Part of a data file

»»

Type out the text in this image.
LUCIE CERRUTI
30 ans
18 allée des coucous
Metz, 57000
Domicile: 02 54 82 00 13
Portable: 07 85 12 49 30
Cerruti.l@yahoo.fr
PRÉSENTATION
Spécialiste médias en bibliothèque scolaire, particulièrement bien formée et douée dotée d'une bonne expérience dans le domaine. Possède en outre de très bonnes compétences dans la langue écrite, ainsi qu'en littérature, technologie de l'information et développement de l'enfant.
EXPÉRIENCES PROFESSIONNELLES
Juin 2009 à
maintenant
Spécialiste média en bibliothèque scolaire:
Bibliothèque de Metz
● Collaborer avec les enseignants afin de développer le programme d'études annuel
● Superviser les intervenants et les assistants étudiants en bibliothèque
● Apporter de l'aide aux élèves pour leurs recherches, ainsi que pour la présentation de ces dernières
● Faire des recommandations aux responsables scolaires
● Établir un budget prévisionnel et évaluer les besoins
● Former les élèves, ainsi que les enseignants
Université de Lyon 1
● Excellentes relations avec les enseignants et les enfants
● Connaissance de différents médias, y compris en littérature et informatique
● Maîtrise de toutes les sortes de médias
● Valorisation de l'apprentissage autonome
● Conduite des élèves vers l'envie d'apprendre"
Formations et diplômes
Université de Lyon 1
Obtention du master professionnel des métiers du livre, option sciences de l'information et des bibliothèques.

««

Requirement
Please output every record, keeping each line exact.

Solution to this exercise
Type out the text in this image.
LUCIE CERRUTI
30 ans
18 allée des coucous
Metz, 57000
Domicile: 02 54 82 00 13
Portable: 07 85 12 49 30
Cerruti.l@yahoo.fr
PRÉSENTATION
Spécialiste médias en bibliothèque scolaire, particulièrement bien formée et douée dotée d'une bonne expérience dans le domaine. Possède en outre de très bonnes compétences dans la langue écrite, ainsi qu'en littérature, technologie de l'information et développement de l'enfant.
EXPÉRIENCES PROFESSIONNELLES
Juin 2009 à
maintenant
Spécialiste média en bibliothèque scolaire:
Bibliothèque de Metz
● Collaborer avec les enseignants afin de développer le programme d'études annuel
● Superviser les intervenants et les assistants étudiants en bibliothèque
● Apporter de l'aide aux élèves pour leurs recherches, ainsi que pour la présentation de ces dernières
● Faire des recommandations aux responsables scolaires
● Établir un budget prévisionnel et évaluer les besoins
● Former les élèves, ainsi que les enseignants
Université de Lyon 1
● Excellentes relations avec les enseignants et les enfants
● Connaissance de différents médias, y compris en littérature et informatique
● Maîtrise de toutes les sortes de médias
● Valorisation de l'apprentissage autonome
● Conduite des élèves vers l'envie d'apprendre"
Formations et diplômes
Université de Lyon 1
Obtention du master professionnel des métiers du livre, option sciences de l'information et des bibliothèques.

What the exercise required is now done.